◆ WORK REQUIRED: Will you write out the data exactly, excluding every picture?

::::

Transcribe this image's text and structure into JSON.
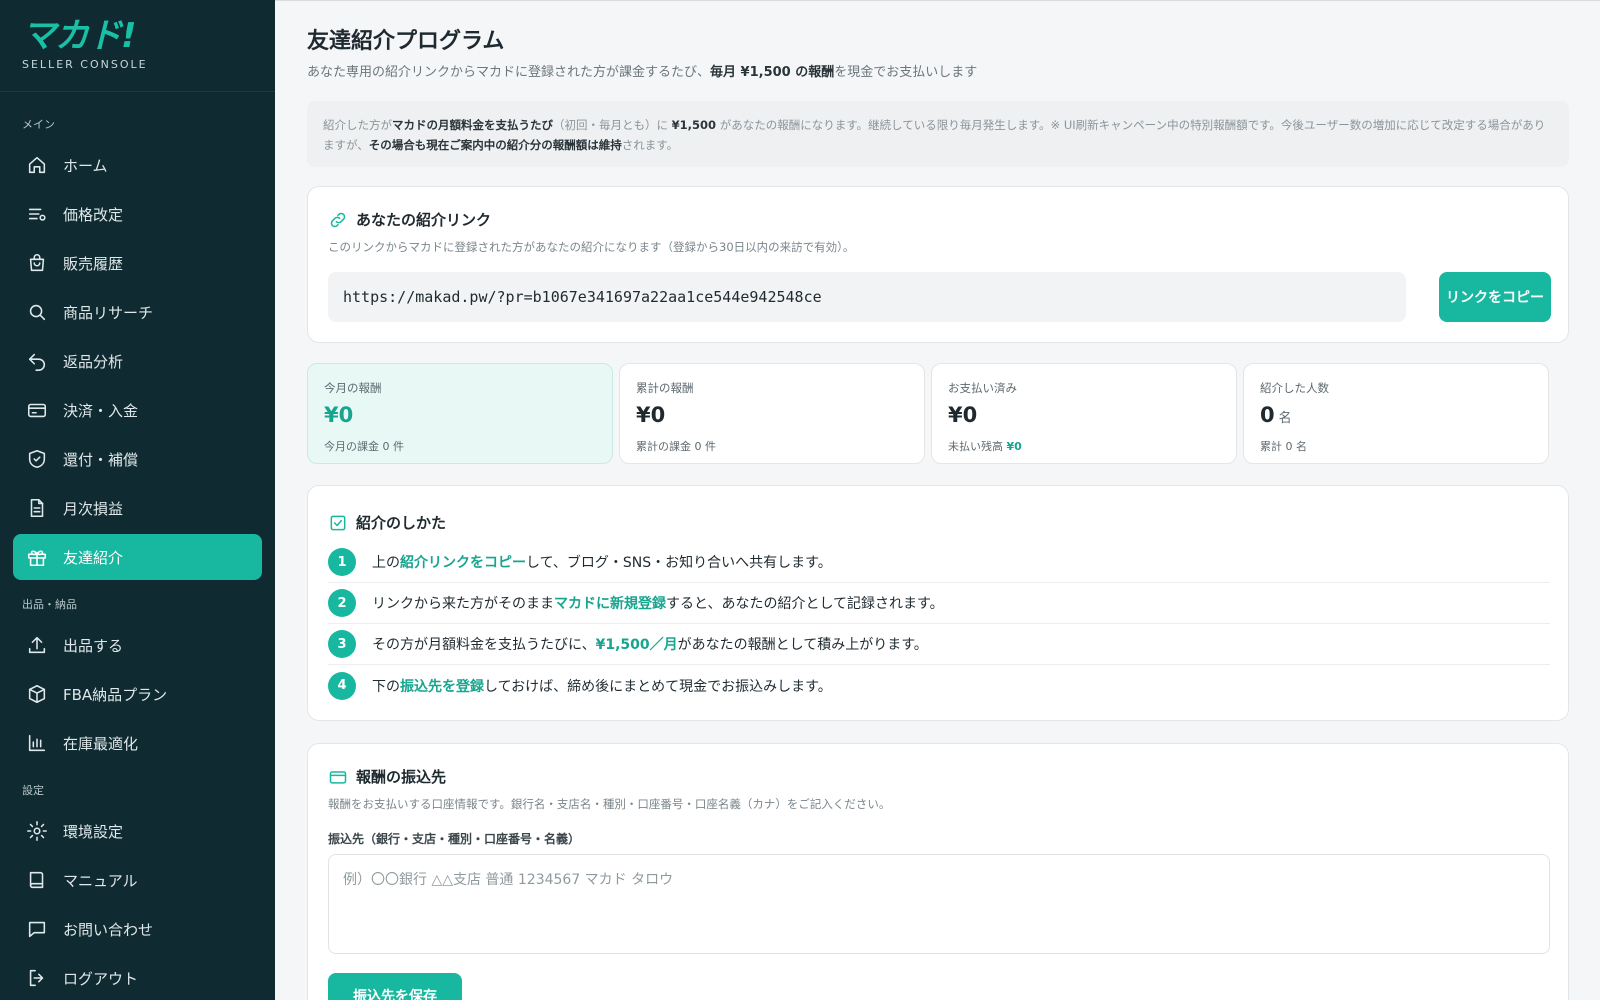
{
  "brand": {
    "logo": "マカド!",
    "subtitle": "SELLER CONSOLE"
  },
  "sidebar": {
    "sections": [
      {
        "label": "メイン",
        "items": [
          {
            "label": "ホーム",
            "icon": "home-icon"
          },
          {
            "label": "価格改定",
            "icon": "price-list-icon"
          },
          {
            "label": "販売履歴",
            "icon": "shopping-bag-icon"
          },
          {
            "label": "商品リサーチ",
            "icon": "search-icon"
          },
          {
            "label": "返品分析",
            "icon": "return-icon"
          },
          {
            "label": "決済・入金",
            "icon": "credit-card-icon"
          },
          {
            "label": "還付・補償",
            "icon": "shield-check-icon"
          },
          {
            "label": "月次損益",
            "icon": "document-icon"
          },
          {
            "label": "友達紹介",
            "icon": "gift-icon",
            "active": true
          }
        ]
      },
      {
        "label": "出品・納品",
        "items": [
          {
            "label": "出品する",
            "icon": "upload-icon"
          },
          {
            "label": "FBA納品プラン",
            "icon": "package-icon"
          },
          {
            "label": "在庫最適化",
            "icon": "bar-chart-icon"
          }
        ]
      },
      {
        "label": "設定",
        "items": [
          {
            "label": "環境設定",
            "icon": "gear-icon"
          },
          {
            "label": "マニュアル",
            "icon": "book-icon"
          },
          {
            "label": "お問い合わせ",
            "icon": "chat-icon"
          },
          {
            "label": "ログアウト",
            "icon": "logout-icon"
          }
        ]
      }
    ]
  },
  "page": {
    "title": "友達紹介プログラム",
    "subtitle_pre": "あなた専用の紹介リンクからマカドに登録された方が課金するたび、",
    "subtitle_bold": "毎月 ¥1,500 の報酬",
    "subtitle_post": "を現金でお支払いします"
  },
  "notice": {
    "p1": "紹介した方が",
    "b1": "マカドの月額料金を支払うたび",
    "p2": "（初回・毎月とも）に ",
    "b2": "¥1,500",
    "p3": " があなたの報酬になります。継続している限り毎月発生します。※ UI刷新キャンペーン中の特別報酬額です。今後ユーザー数の増加に応じて改定する場合がありますが、",
    "b3": "その場合も現在ご案内中の紹介分の報酬額は維持",
    "p4": "されます。"
  },
  "link_card": {
    "title": "あなたの紹介リンク",
    "desc": "このリンクからマカドに登録された方があなたの紹介になります（登録から30日以内の来訪で有効）。",
    "url": "https://makad.pw/?pr=b1067e341697a22aa1ce544e942548ce",
    "copy_label": "リンクをコピー"
  },
  "stats": [
    {
      "label": "今月の報酬",
      "value": "¥0",
      "unit": "",
      "note": "今月の課金 0 件",
      "note_hl": ""
    },
    {
      "label": "累計の報酬",
      "value": "¥0",
      "unit": "",
      "note": "累計の課金 0 件",
      "note_hl": ""
    },
    {
      "label": "お支払い済み",
      "value": "¥0",
      "unit": "",
      "note": "未払い残高 ",
      "note_hl": "¥0"
    },
    {
      "label": "紹介した人数",
      "value": "0",
      "unit": "名",
      "note": "累計 0 名",
      "note_hl": ""
    }
  ],
  "howto": {
    "title": "紹介のしかた",
    "steps": [
      {
        "num": "1",
        "pre": "上の",
        "hl": "紹介リンクをコピー",
        "post": "して、ブログ・SNS・お知り合いへ共有します。"
      },
      {
        "num": "2",
        "pre": "リンクから来た方がそのまま",
        "hl": "マカドに新規登録",
        "post": "すると、あなたの紹介として記録されます。"
      },
      {
        "num": "3",
        "pre": "その方が月額料金を支払うたびに、",
        "hl": "¥1,500／月",
        "post": "があなたの報酬として積み上がります。"
      },
      {
        "num": "4",
        "pre": "下の",
        "hl": "振込先を登録",
        "post": "しておけば、締め後にまとめて現金でお振込みします。"
      }
    ]
  },
  "bank": {
    "title": "報酬の振込先",
    "desc": "報酬をお支払いする口座情報です。銀行名・支店名・種別・口座番号・口座名義（カナ）をご記入ください。",
    "field_label": "振込先（銀行・支店・種別・口座番号・名義）",
    "placeholder": "例）〇〇銀行 △△支店 普通 1234567 マカド タロウ",
    "value": "",
    "save_label": "振込先を保存"
  },
  "colors": {
    "accent": "#17b89f",
    "sidebar": "#0f2a30"
  }
}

::::

◆ ANSWER TO THIS EXERCISE:
Transcribe this image's text and structure into JSON.
{
  "brand": {
    "logo": "マカド!",
    "subtitle": "SELLER CONSOLE"
  },
  "sidebar": {
    "sections": [
      {
        "label": "メイン",
        "items": [
          {
            "label": "ホーム",
            "icon": "home-icon"
          },
          {
            "label": "価格改定",
            "icon": "price-list-icon"
          },
          {
            "label": "販売履歴",
            "icon": "shopping-bag-icon"
          },
          {
            "label": "商品リサーチ",
            "icon": "search-icon"
          },
          {
            "label": "返品分析",
            "icon": "return-icon"
          },
          {
            "label": "決済・入金",
            "icon": "credit-card-icon"
          },
          {
            "label": "還付・補償",
            "icon": "shield-check-icon"
          },
          {
            "label": "月次損益",
            "icon": "document-icon"
          },
          {
            "label": "友達紹介",
            "icon": "gift-icon",
            "active": true
          }
        ]
      },
      {
        "label": "出品・納品",
        "items": [
          {
            "label": "出品する",
            "icon": "upload-icon"
          },
          {
            "label": "FBA納品プラン",
            "icon": "package-icon"
          },
          {
            "label": "在庫最適化",
            "icon": "bar-chart-icon"
          }
        ]
      },
      {
        "label": "設定",
        "items": [
          {
            "label": "環境設定",
            "icon": "gear-icon"
          },
          {
            "label": "マニュアル",
            "icon": "book-icon"
          },
          {
            "label": "お問い合わせ",
            "icon": "chat-icon"
          },
          {
            "label": "ログアウト",
            "icon": "logout-icon"
          }
        ]
      }
    ]
  },
  "page": {
    "title": "友達紹介プログラム",
    "subtitle_pre": "あなた専用の紹介リンクからマカドに登録された方が課金するたび、",
    "subtitle_bold": "毎月 ¥1,500 の報酬",
    "subtitle_post": "を現金でお支払いします"
  },
  "notice": {
    "p1": "紹介した方が",
    "b1": "マカドの月額料金を支払うたび",
    "p2": "（初回・毎月とも）に ",
    "b2": "¥1,500",
    "p3": " があなたの報酬になります。継続している限り毎月発生します。※ UI刷新キャンペーン中の特別報酬額です。今後ユーザー数の増加に応じて改定する場合がありますが、",
    "b3": "その場合も現在ご案内中の紹介分の報酬額は維持",
    "p4": "されます。"
  },
  "link_card": {
    "title": "あなたの紹介リンク",
    "desc": "このリンクからマカドに登録された方があなたの紹介になります（登録から30日以内の来訪で有効）。",
    "url": "https://makad.pw/?pr=b1067e341697a22aa1ce544e942548ce",
    "copy_label": "リンクをコピー"
  },
  "stats": [
    {
      "label": "今月の報酬",
      "value": "¥0",
      "unit": "",
      "note": "今月の課金 0 件",
      "note_hl": ""
    },
    {
      "label": "累計の報酬",
      "value": "¥0",
      "unit": "",
      "note": "累計の課金 0 件",
      "note_hl": ""
    },
    {
      "label": "お支払い済み",
      "value": "¥0",
      "unit": "",
      "note": "未払い残高 ",
      "note_hl": "¥0"
    },
    {
      "label": "紹介した人数",
      "value": "0",
      "unit": "名",
      "note": "累計 0 名",
      "note_hl": ""
    }
  ],
  "howto": {
    "title": "紹介のしかた",
    "steps": [
      {
        "num": "1",
        "pre": "上の",
        "hl": "紹介リンクをコピー",
        "post": "して、ブログ・SNS・お知り合いへ共有します。"
      },
      {
        "num": "2",
        "pre": "リンクから来た方がそのまま",
        "hl": "マカドに新規登録",
        "post": "すると、あなたの紹介として記録されます。"
      },
      {
        "num": "3",
        "pre": "その方が月額料金を支払うたびに、",
        "hl": "¥1,500／月",
        "post": "があなたの報酬として積み上がります。"
      },
      {
        "num": "4",
        "pre": "下の",
        "hl": "振込先を登録",
        "post": "しておけば、締め後にまとめて現金でお振込みします。"
      }
    ]
  },
  "bank": {
    "title": "報酬の振込先",
    "desc": "報酬をお支払いする口座情報です。銀行名・支店名・種別・口座番号・口座名義（カナ）をご記入ください。",
    "field_label": "振込先（銀行・支店・種別・口座番号・名義）",
    "placeholder": "例）〇〇銀行 △△支店 普通 1234567 マカド タロウ",
    "value": "",
    "save_label": "振込先を保存"
  },
  "colors": {
    "accent": "#17b89f",
    "sidebar": "#0f2a30"
  }
}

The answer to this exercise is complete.